__Extracted records__
::::
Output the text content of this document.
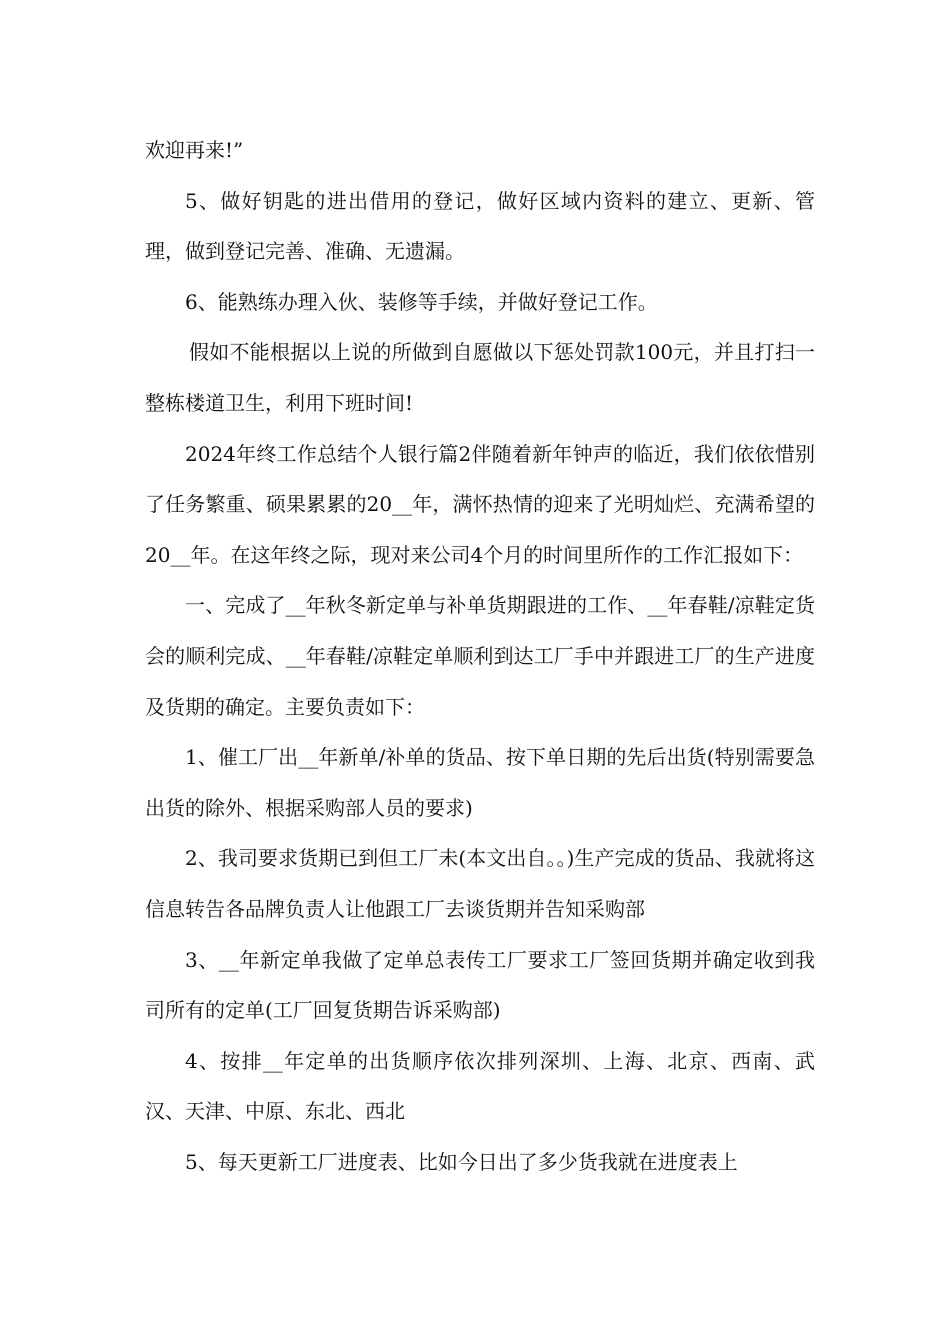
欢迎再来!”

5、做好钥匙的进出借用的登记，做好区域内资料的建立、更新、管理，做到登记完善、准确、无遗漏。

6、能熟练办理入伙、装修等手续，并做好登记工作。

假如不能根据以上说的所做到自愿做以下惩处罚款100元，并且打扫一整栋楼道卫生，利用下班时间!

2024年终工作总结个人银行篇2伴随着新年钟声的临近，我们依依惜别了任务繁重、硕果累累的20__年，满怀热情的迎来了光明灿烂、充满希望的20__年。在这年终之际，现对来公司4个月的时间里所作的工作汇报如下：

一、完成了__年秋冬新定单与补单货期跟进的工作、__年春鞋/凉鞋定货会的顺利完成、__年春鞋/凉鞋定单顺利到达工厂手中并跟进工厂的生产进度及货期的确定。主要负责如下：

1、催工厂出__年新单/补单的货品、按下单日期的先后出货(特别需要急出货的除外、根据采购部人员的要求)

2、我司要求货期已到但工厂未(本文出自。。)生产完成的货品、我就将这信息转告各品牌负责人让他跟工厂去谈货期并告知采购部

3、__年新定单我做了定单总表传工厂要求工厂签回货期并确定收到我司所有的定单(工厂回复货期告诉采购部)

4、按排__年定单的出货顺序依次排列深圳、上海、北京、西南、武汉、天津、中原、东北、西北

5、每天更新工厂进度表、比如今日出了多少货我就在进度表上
::::
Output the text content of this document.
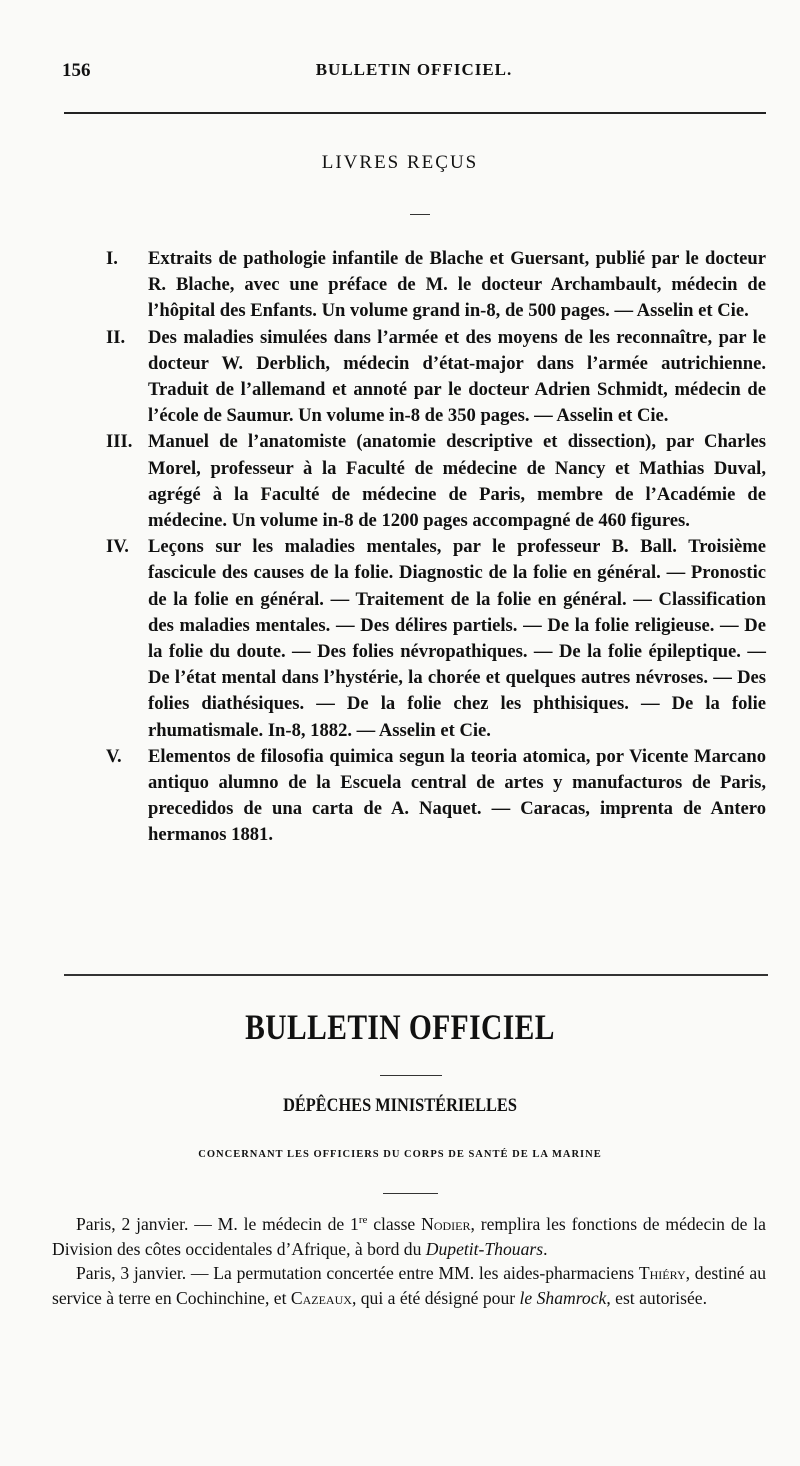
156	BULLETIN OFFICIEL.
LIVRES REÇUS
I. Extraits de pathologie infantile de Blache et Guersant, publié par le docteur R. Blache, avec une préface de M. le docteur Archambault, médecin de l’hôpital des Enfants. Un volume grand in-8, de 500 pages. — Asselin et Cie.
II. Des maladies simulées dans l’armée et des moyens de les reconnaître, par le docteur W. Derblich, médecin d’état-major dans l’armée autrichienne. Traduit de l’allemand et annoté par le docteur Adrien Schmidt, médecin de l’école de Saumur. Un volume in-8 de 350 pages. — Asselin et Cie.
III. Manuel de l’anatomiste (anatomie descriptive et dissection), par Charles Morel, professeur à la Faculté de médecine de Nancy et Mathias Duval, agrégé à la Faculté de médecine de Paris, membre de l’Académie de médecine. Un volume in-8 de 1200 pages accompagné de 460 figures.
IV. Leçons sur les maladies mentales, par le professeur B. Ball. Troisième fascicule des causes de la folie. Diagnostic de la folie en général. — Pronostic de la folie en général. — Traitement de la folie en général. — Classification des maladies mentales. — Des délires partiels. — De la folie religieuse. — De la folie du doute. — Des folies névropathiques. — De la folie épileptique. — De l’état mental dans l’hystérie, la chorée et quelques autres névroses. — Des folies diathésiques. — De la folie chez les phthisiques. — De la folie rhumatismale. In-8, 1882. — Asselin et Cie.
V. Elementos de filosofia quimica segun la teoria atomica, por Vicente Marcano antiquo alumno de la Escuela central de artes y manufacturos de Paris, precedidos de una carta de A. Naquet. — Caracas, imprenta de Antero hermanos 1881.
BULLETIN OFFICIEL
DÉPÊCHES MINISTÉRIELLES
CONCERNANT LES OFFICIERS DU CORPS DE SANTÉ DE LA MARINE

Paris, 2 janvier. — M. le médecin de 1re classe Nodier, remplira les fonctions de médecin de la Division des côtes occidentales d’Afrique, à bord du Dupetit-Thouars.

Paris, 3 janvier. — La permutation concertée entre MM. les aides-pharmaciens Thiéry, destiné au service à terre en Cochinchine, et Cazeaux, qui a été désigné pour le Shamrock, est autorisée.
::::
__WHAT TO WORK ON__
Determine how many lines of the listing hold the word "pages" and reply with that figure alone.

__SOLUTION FOR THIS PROBLEM__
3